◆ **INSTRUCTION**:
Locate each line containing the string "tract" and copy it out.

◆ **Collection entries**:
━━━

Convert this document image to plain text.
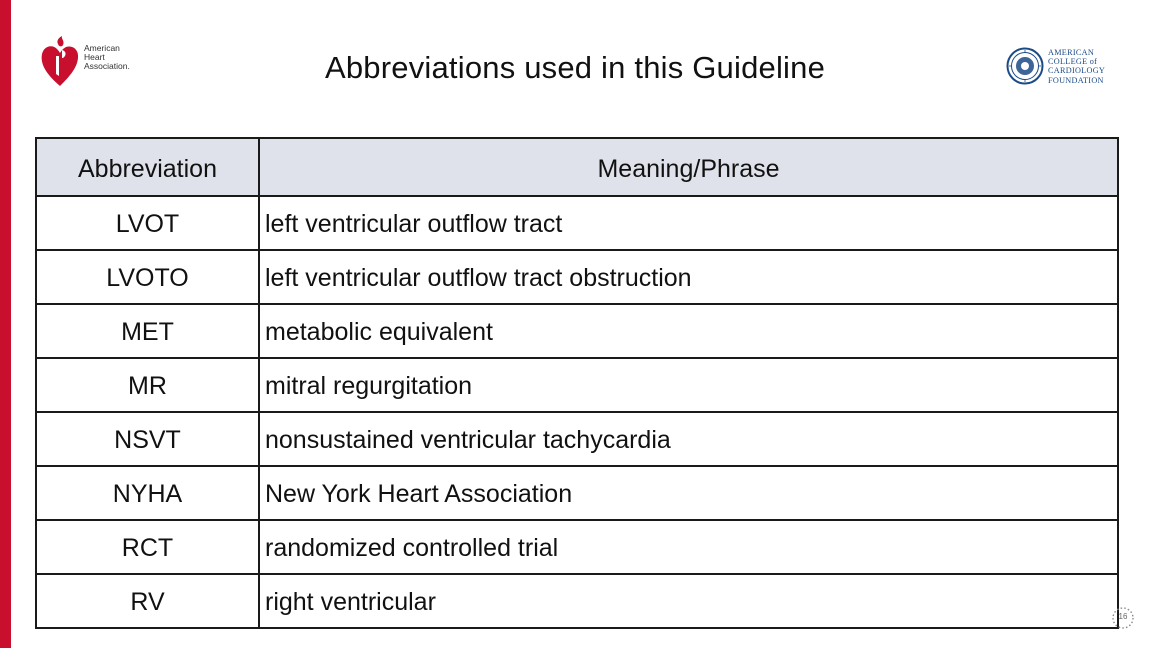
American
Heart
Association.	Abbreviations used in this Guideline	AMERICAN
COLLEGE of
CARDIOLOGY
FOUNDATION
Abbreviation	Meaning/Phrase
LVOT	left ventricular outflow tract
LVOTO	left ventricular outflow tract obstruction
MET	metabolic equivalent
MR	mitral regurgitation
NSVT	nonsustained ventricular tachycardia
NYHA	New York Heart Association
RCT	randomized controlled trial
RV	right ventricular
16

━━━

◆ **FINISHED EXERCISE**:
LVOT	left ventricular outflow tract
LVOTO	left ventricular outflow tract obstruction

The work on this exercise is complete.